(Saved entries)
_____
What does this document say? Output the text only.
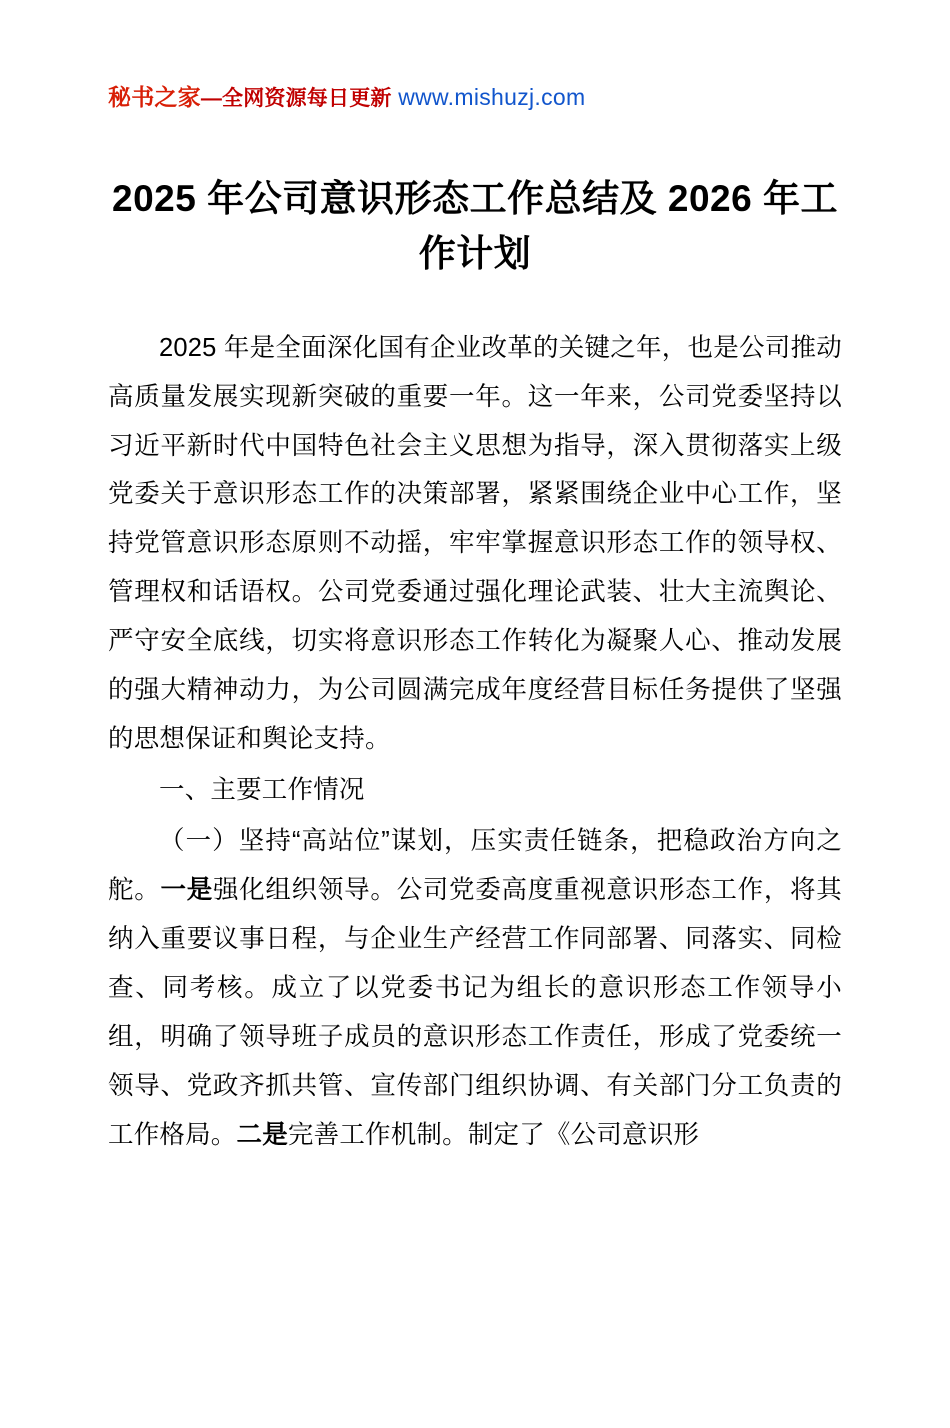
秘书之家—全网资源每日更新 www.mishuzj.com
2025 年公司意识形态工作总结及 2026 年工作计划

2025 年是全面深化国有企业改革的关键之年，也是公司推动高质量发展实现新突破的重要一年。这一年来，公司党委坚持以习近平新时代中国特色社会主义思想为指导，深入贯彻落实上级党委关于意识形态工作的决策部署，紧紧围绕企业中心工作，坚持党管意识形态原则不动摇，牢牢掌握意识形态工作的领导权、管理权和话语权。公司党委通过强化理论武装、壮大主流舆论、严守安全底线，切实将意识形态工作转化为凝聚人心、推动发展的强大精神动力，为公司圆满完成年度经营目标任务提供了坚强的思想保证和舆论支持。

一、主要工作情况

（一）坚持“高站位”谋划，压实责任链条，把稳政治方向之舵。一是强化组织领导。公司党委高度重视意识形态工作，将其纳入重要议事日程，与企业生产经营工作同部署、同落实、同检查、同考核。成立了以党委书记为组长的意识形态工作领导小组，明确了领导班子成员的意识形态工作责任，形成了党委统一领导、党政齐抓共管、宣传部门组织协调、有关部门分工负责的工作格局。二是完善工作机制。制定了《公司意识形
_____
» **The task**: Strip out the pictures and quote the remaining data word for word.

» **Result of this exercise**:
What does this document say? Output the text only.
秘书之家—全网资源每日更新 www.mishuzj.com
2025 年公司意识形态工作总结及 2026 年工作计划

2025 年是全面深化国有企业改革的关键之年，也是公司推动高质量发展实现新突破的重要一年。这一年来，公司党委坚持以习近平新时代中国特色社会主义思想为指导，深入贯彻落实上级党委关于意识形态工作的决策部署，紧紧围绕企业中心工作，坚持党管意识形态原则不动摇，牢牢掌握意识形态工作的领导权、管理权和话语权。公司党委通过强化理论武装、壮大主流舆论、严守安全底线，切实将意识形态工作转化为凝聚人心、推动发展的强大精神动力，为公司圆满完成年度经营目标任务提供了坚强的思想保证和舆论支持。

一、主要工作情况

（一）坚持“高站位”谋划，压实责任链条，把稳政治方向之舵。一是强化组织领导。公司党委高度重视意识形态工作，将其纳入重要议事日程，与企业生产经营工作同部署、同落实、同检查、同考核。成立了以党委书记为组长的意识形态工作领导小组，明确了领导班子成员的意识形态工作责任，形成了党委统一领导、党政齐抓共管、宣传部门组织协调、有关部门分工负责的工作格局。二是完善工作机制。制定了《公司意识形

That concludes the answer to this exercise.